[Dataset records on visual material]
***

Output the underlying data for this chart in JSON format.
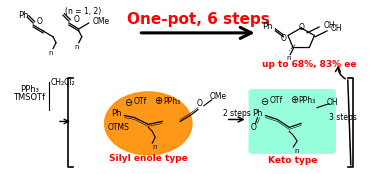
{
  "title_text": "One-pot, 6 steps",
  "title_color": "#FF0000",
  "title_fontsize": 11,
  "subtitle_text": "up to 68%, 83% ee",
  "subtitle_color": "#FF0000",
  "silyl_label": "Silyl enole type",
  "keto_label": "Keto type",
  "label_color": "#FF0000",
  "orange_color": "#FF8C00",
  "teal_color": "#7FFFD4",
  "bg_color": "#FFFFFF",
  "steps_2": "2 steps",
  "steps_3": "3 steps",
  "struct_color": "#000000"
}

***

WHAT IS BEING ASKED ->
Give the data above again in full and unchanged, skipping the pictures.

SOLUTION FOR THIS PROBLEM ->
Output the underlying data for this chart in JSON format.
{
  "title_text": "One-pot, 6 steps",
  "title_color": "#FF0000",
  "title_fontsize": 11,
  "subtitle_text": "up to 68%, 83% ee",
  "subtitle_color": "#FF0000",
  "silyl_label": "Silyl enole type",
  "keto_label": "Keto type",
  "label_color": "#FF0000",
  "orange_color": "#FF8C00",
  "teal_color": "#7FFFD4",
  "bg_color": "#FFFFFF",
  "steps_2": "2 steps",
  "steps_3": "3 steps",
  "struct_color": "#000000"
}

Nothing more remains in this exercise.